> [What is required]:
From the listing below, pull out the lines that hold "nachemongevéiva".

[START Data for this exercise]

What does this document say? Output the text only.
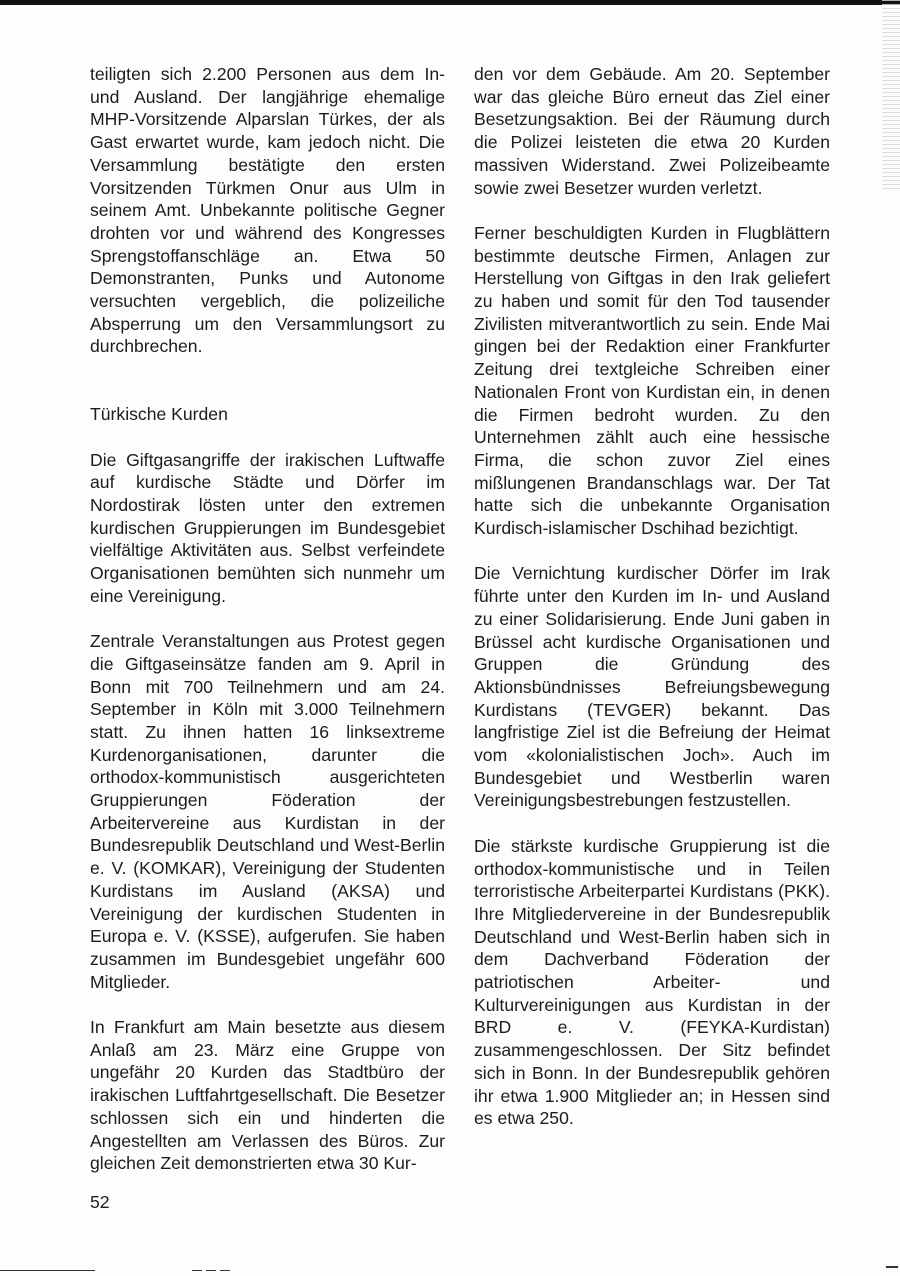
teiligten sich 2.200 Personen aus dem In- und Ausland. Der langjährige ehemalige MHP-Vorsitzende Alparslan Türkes, der als Gast erwartet wurde, kam jedoch nicht. Die Versammlung bestätigte den ersten Vorsitzenden Türkmen Onur aus Ulm in seinem Amt. Unbekannte politische Gegner drohten vor und während des Kongresses Sprengstoffanschläge an. Etwa 50 Demonstranten, Punks und Autonome versuchten vergeblich, die polizeiliche Absperrung um den Versammlungsort zu durchbrechen.

Türkische Kurden

Die Giftgasangriffe der irakischen Luftwaffe auf kurdische Städte und Dörfer im Nordostirak lösten unter den extremen kurdischen Gruppierungen im Bundesgebiet vielfältige Aktivitäten aus. Selbst verfeindete Organisationen bemühten sich nunmehr um eine Vereinigung.

Zentrale Veranstaltungen aus Protest gegen die Giftgaseinsätze fanden am 9. April in Bonn mit 700 Teilnehmern und am 24. September in Köln mit 3.000 Teilnehmern statt. Zu ihnen hatten 16 linksextreme Kurdenorganisationen, darunter die orthodox-kommunistisch ausgerichteten Gruppierungen Föderation der Arbeitervereine aus Kurdistan in der Bundesrepublik Deutschland und West-Berlin e. V. (KOMKAR), Vereinigung der Studenten Kurdistans im Ausland (AKSA) und Vereinigung der kurdischen Studenten in Europa e. V. (KSSE), aufgerufen. Sie haben zusammen im Bundesgebiet ungefähr 600 Mitglieder.

In Frankfurt am Main besetzte aus diesem Anlaß am 23. März eine Gruppe von ungefähr 20 Kurden das Stadtbüro der irakischen Luftfahrtgesellschaft. Die Besetzer schlossen sich ein und hinderten die Angestellten am Verlassen des Büros. Zur gleichen Zeit demonstrierten etwa 30 Kur-

den vor dem Gebäude. Am 20. September war das gleiche Büro erneut das Ziel einer Besetzungsaktion. Bei der Räumung durch die Polizei leisteten die etwa 20 Kurden massiven Widerstand. Zwei Polizeibeamte sowie zwei Besetzer wurden verletzt.

Ferner beschuldigten Kurden in Flugblättern bestimmte deutsche Firmen, Anlagen zur Herstellung von Giftgas in den Irak geliefert zu haben und somit für den Tod tausender Zivilisten mitverantwortlich zu sein. Ende Mai gingen bei der Redaktion einer Frankfurter Zeitung drei textgleiche Schreiben einer Nationalen Front von Kurdistan ein, in denen die Firmen bedroht wurden. Zu den Unternehmen zählt auch eine hessische Firma, die schon zuvor Ziel eines mißlungenen Brandanschlags war. Der Tat hatte sich die unbekannte Organisation Kurdisch-islamischer Dschihad bezichtigt.

Die Vernichtung kurdischer Dörfer im Irak führte unter den Kurden im In- und Ausland zu einer Solidarisierung. Ende Juni gaben in Brüssel acht kurdische Organisationen und Gruppen die Gründung des Aktionsbündnisses Befreiungsbewegung Kurdistans (TEVGER) bekannt. Das langfristige Ziel ist die Befreiung der Heimat vom «kolonialistischen Joch». Auch im Bundesgebiet und Westberlin waren Vereinigungsbestrebungen festzustellen.

Die stärkste kurdische Gruppierung ist die orthodox-kommunistische und in Teilen terroristische Arbeiterpartei Kurdistans (PKK). Ihre Mitgliedervereine in der Bundesrepublik Deutschland und West-Berlin haben sich in dem Dachverband Föderation der patriotischen Arbeiter- und Kulturvereinigungen aus Kurdistan in der BRD e. V. (FEYKA-Kurdistan) zusammengeschlossen. Der Sitz befindet sich in Bonn. In der Bundesrepublik gehören ihr etwa 1.900 Mitglieder an; in Hessen sind es etwa 250.

52
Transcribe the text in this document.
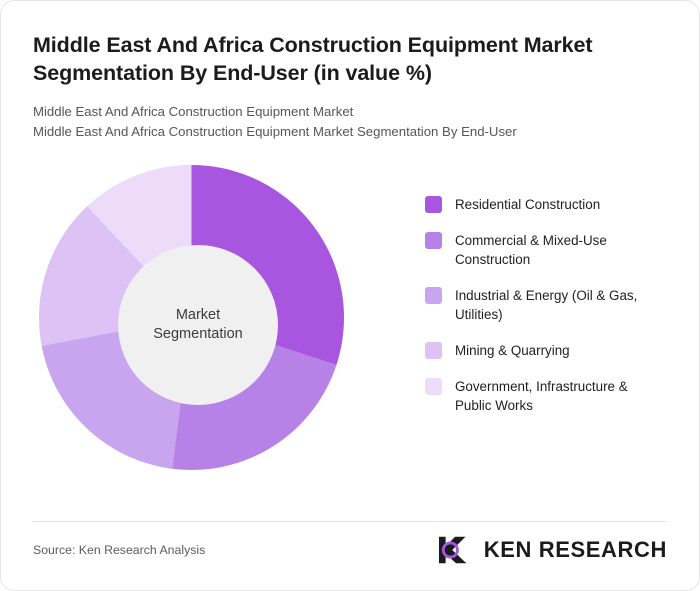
Middle East And Africa Construction Equipment Market Segmentation By End-User (in value %)
Middle East And Africa Construction Equipment Market
Middle East And Africa Construction Equipment Market Segmentation By End-User
Market Segmentation
Residential Construction
Commercial & Mixed-Use Construction
Industrial & Energy (Oil & Gas, Utilities)
Mining & Quarrying
Government, Infrastructure & Public Works
Source: Ken Research Analysis	KEN RESEARCH
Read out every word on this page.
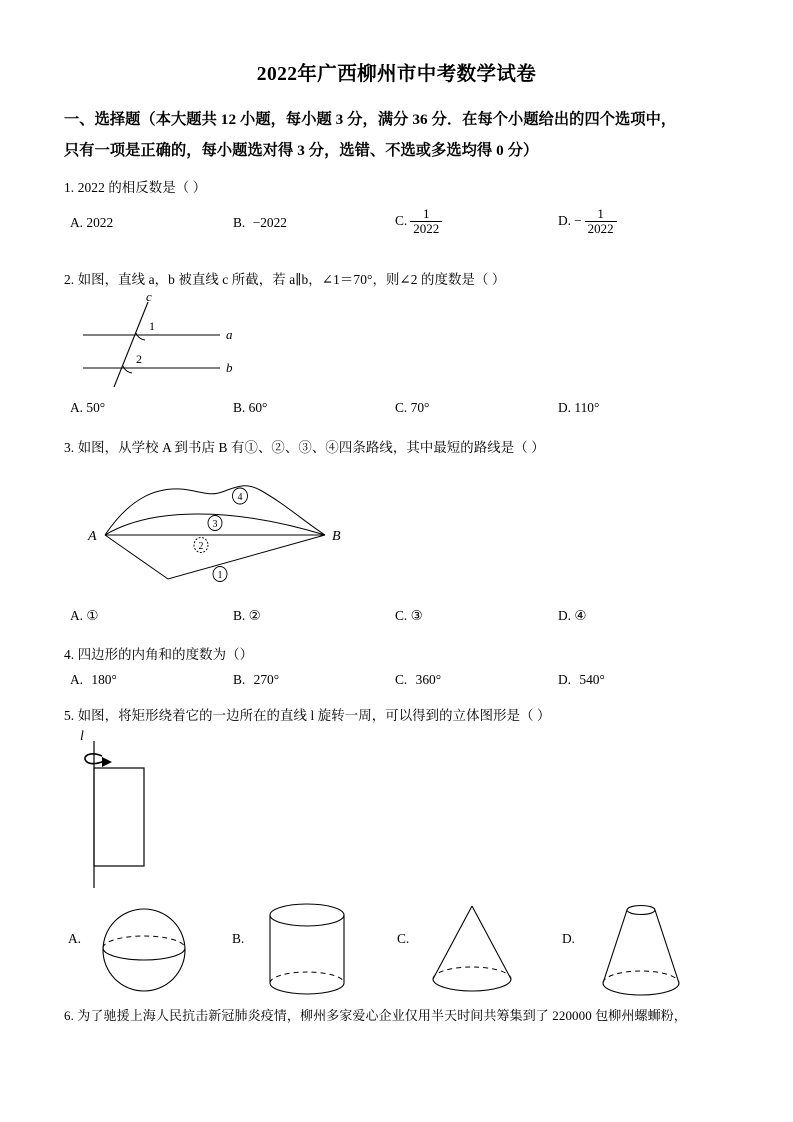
2022年广西柳州市中考数学试卷
一、选择题（本大题共 12 小题，每小题 3 分，满分 36 分．在每个小题给出的四个选项中，
只有一项是正确的，每小题选对得 3 分，选错、不选或多选均得 0 分）
1. 2022 的相反数是（ ）
A. 2022	B. −2022	C. $\frac{1}{2022}$	D. − $\frac{1}{2022}$
2. 如图，直线 a，b 被直线 c 所截，若 a∥b，∠1＝70°，则∠2 的度数是（ ）
c
a
b
1
2
A. 50°	B. 60°	C. 70°	D. 110°
3. 如图，从学校 A 到书店 B 有①、②、③、④四条路线，其中最短的路线是（ ）
A	B
4
3
2
1
A. ①	B. ②	C. ③	D. ④
4. 四边形的内角和的度数为（）
A. 180°	B. 270°	C. 360°	D. 540°
5. 如图，将矩形绕着它的一边所在的直线 l 旋转一周，可以得到的立体图形是（ ）
l
A.	B.	C.	D.
6. 为了驰援上海人民抗击新冠肺炎疫情，柳州多家爱心企业仅用半天时间共筹集到了 220000 包柳州螺蛳粉，
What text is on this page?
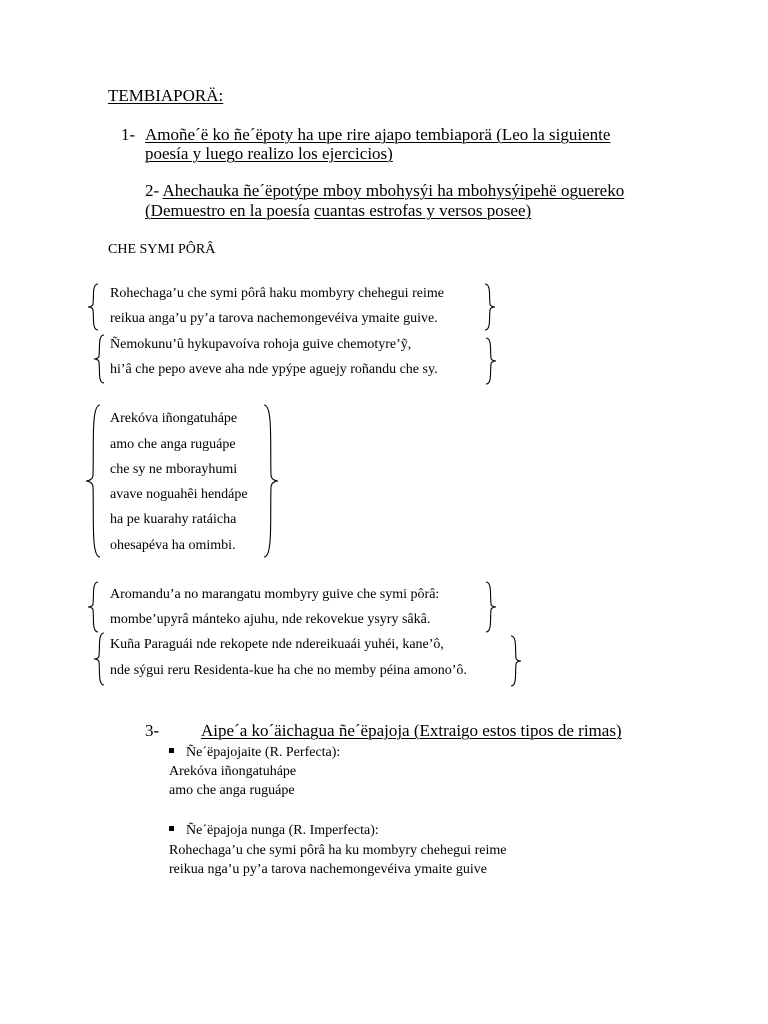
TEMBIAPORÄ:
1- Amoñe´ë ko ñe´ëpoty ha upe rire ajapo tembiaporä (Leo la siguiente
poesía y luego realizo los ejercicios)
2- Ahechauka ñe´ëpotýpe mboy mbohysýi ha mbohysýipehë oguereko
(Demuestro en la poesía cuantas estrofas y versos posee)
CHE SYMI PÔRÂ
Rohechaga’u che symi pôrâ haku mombyry chehegui reime
reikua anga’u py’a tarova nachemongevéiva ymaite guive.
Ñemokunu’û hykupavoíva rohoja guive chemotyre’ỹ,
hi’â che pepo aveve aha nde ypýpe aguejy roñandu che sy.
Arekóva iñongatuhápe
amo che anga ruguápe
che sy ne mborayhumi
avave noguahêi hendápe
ha pe kuarahy ratáicha
ohesapéva ha omimbi.
Aromandu’a no marangatu mombyry guive che symi pôrâ:
mombe’upyrâ mánteko ajuhu, nde rekovekue ysyry sâkâ.
Kuña Paraguái nde rekopete nde ndereikuaái yuhéi, kane’ô,
nde sýgui reru Residenta-kue ha che no memby péina amono’ô.
3- Aipe´a ko´äichagua ñe´ëpajoja (Extraigo estos tipos de rimas)
Ñe´ëpajojaite (R. Perfecta):
Arekóva iñongatuhápe
amo che anga ruguápe
Ñe´ëpajoja nunga (R. Imperfecta):
Rohechaga’u che symi pôrâ ha ku mombyry chehegui reime
reikua nga’u py’a tarova nachemongevéiva ymaite guive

[END Data for this exercise]

> [Exercise output]:
reikua anga’u py’a tarova nachemongevéiva ymaite guive.
reikua nga’u py’a tarova nachemongevéiva ymaite guive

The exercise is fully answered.